• [Aim of the task]
Reproduce all of the material exactly as shown.

• [Exercise input]

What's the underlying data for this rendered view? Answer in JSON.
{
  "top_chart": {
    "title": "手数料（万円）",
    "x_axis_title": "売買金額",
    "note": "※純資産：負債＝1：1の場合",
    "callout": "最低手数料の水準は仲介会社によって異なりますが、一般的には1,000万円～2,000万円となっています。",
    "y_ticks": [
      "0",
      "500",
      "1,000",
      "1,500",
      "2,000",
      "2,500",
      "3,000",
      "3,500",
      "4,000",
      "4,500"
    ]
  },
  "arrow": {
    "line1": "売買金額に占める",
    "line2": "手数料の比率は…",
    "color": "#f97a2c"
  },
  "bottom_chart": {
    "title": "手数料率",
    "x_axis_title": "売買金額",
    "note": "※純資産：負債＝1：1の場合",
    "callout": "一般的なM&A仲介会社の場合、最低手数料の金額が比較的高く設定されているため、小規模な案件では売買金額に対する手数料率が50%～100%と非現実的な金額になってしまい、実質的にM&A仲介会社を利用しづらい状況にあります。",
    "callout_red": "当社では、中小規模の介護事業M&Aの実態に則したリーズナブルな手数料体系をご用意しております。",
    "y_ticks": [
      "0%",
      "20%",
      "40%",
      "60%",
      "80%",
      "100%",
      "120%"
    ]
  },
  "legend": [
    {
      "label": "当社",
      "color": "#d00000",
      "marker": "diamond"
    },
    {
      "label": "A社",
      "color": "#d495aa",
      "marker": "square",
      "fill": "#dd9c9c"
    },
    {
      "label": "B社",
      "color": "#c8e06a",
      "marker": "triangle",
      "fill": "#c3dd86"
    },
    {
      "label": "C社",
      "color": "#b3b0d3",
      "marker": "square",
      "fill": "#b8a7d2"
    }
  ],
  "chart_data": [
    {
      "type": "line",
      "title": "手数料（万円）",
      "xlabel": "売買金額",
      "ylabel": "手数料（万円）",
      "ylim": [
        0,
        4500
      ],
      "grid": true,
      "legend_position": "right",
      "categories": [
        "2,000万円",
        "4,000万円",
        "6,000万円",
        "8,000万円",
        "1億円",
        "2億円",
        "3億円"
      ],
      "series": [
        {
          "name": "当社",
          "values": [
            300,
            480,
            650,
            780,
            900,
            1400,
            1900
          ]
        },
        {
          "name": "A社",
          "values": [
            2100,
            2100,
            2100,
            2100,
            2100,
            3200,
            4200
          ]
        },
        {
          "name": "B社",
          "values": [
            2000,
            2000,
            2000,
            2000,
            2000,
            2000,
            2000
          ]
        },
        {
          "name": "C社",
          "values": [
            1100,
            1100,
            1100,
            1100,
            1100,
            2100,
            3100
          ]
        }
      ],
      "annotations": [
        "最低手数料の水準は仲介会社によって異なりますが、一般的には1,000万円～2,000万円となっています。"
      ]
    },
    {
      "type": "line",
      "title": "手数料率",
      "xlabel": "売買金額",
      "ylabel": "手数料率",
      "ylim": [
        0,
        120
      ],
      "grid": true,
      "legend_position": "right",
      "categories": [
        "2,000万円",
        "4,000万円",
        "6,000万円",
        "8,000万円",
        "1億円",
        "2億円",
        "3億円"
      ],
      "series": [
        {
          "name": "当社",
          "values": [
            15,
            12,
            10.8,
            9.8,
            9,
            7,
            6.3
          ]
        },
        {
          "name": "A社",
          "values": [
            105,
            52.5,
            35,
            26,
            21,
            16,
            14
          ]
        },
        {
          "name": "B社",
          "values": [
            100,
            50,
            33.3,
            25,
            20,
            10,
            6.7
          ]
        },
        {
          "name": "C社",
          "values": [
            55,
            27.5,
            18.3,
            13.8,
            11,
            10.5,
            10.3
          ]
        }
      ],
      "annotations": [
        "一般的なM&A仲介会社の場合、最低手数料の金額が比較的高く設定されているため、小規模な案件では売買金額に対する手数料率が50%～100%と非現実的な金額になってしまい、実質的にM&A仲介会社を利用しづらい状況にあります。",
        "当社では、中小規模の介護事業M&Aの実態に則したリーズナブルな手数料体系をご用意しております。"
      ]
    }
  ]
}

• [Response to the exercise]
What's the underlying data for this rendered view? Answer in JSON.
{
  "top_chart": {
    "title": "手数料（万円）",
    "x_axis_title": "売買金額",
    "note": "※純資産：負債＝1：1の場合",
    "callout": "最低手数料の水準は仲介会社によって異なりますが、一般的には1,000万円～2,000万円となっています。",
    "y_ticks": [
      "0",
      "500",
      "1,000",
      "1,500",
      "2,000",
      "2,500",
      "3,000",
      "3,500",
      "4,000",
      "4,500"
    ]
  },
  "arrow": {
    "line1": "売買金額に占める",
    "line2": "手数料の比率は…",
    "color": "#f97a2c"
  },
  "bottom_chart": {
    "title": "手数料率",
    "x_axis_title": "売買金額",
    "note": "※純資産：負債＝1：1の場合",
    "callout": "一般的なM&A仲介会社の場合、最低手数料の金額が比較的高く設定されているため、小規模な案件では売買金額に対する手数料率が50%～100%と非現実的な金額になってしまい、実質的にM&A仲介会社を利用しづらい状況にあります。",
    "callout_red": "当社では、中小規模の介護事業M&Aの実態に則したリーズナブルな手数料体系をご用意しております。",
    "y_ticks": [
      "0%",
      "20%",
      "40%",
      "60%",
      "80%",
      "100%",
      "120%"
    ]
  },
  "legend": [
    {
      "label": "当社",
      "color": "#d00000",
      "marker": "diamond"
    },
    {
      "label": "A社",
      "color": "#d495aa",
      "marker": "square",
      "fill": "#dd9c9c"
    },
    {
      "label": "B社",
      "color": "#c8e06a",
      "marker": "triangle",
      "fill": "#c3dd86"
    },
    {
      "label": "C社",
      "color": "#b3b0d3",
      "marker": "square",
      "fill": "#b8a7d2"
    }
  ],
  "chart_data": [
    {
      "type": "line",
      "title": "手数料（万円）",
      "xlabel": "売買金額",
      "ylabel": "手数料（万円）",
      "ylim": [
        0,
        4500
      ],
      "grid": true,
      "legend_position": "right",
      "categories": [
        "2,000万円",
        "4,000万円",
        "6,000万円",
        "8,000万円",
        "1億円",
        "2億円",
        "3億円"
      ],
      "series": [
        {
          "name": "当社",
          "values": [
            300,
            480,
            650,
            780,
            900,
            1400,
            1900
          ]
        },
        {
          "name": "A社",
          "values": [
            2100,
            2100,
            2100,
            2100,
            2100,
            3200,
            4200
          ]
        },
        {
          "name": "B社",
          "values": [
            2000,
            2000,
            2000,
            2000,
            2000,
            2000,
            2000
          ]
        },
        {
          "name": "C社",
          "values": [
            1100,
            1100,
            1100,
            1100,
            1100,
            2100,
            3100
          ]
        }
      ],
      "annotations": [
        "最低手数料の水準は仲介会社によって異なりますが、一般的には1,000万円～2,000万円となっています。"
      ]
    },
    {
      "type": "line",
      "title": "手数料率",
      "xlabel": "売買金額",
      "ylabel": "手数料率",
      "ylim": [
        0,
        120
      ],
      "grid": true,
      "legend_position": "right",
      "categories": [
        "2,000万円",
        "4,000万円",
        "6,000万円",
        "8,000万円",
        "1億円",
        "2億円",
        "3億円"
      ],
      "series": [
        {
          "name": "当社",
          "values": [
            15,
            12,
            10.8,
            9.8,
            9,
            7,
            6.3
          ]
        },
        {
          "name": "A社",
          "values": [
            105,
            52.5,
            35,
            26,
            21,
            16,
            14
          ]
        },
        {
          "name": "B社",
          "values": [
            100,
            50,
            33.3,
            25,
            20,
            10,
            6.7
          ]
        },
        {
          "name": "C社",
          "values": [
            55,
            27.5,
            18.3,
            13.8,
            11,
            10.5,
            10.3
          ]
        }
      ],
      "annotations": [
        "一般的なM&A仲介会社の場合、最低手数料の金額が比較的高く設定されているため、小規模な案件では売買金額に対する手数料率が50%～100%と非現実的な金額になってしまい、実質的にM&A仲介会社を利用しづらい状況にあります。",
        "当社では、中小規模の介護事業M&Aの実態に則したリーズナブルな手数料体系をご用意しております。"
      ]
    }
  ]
}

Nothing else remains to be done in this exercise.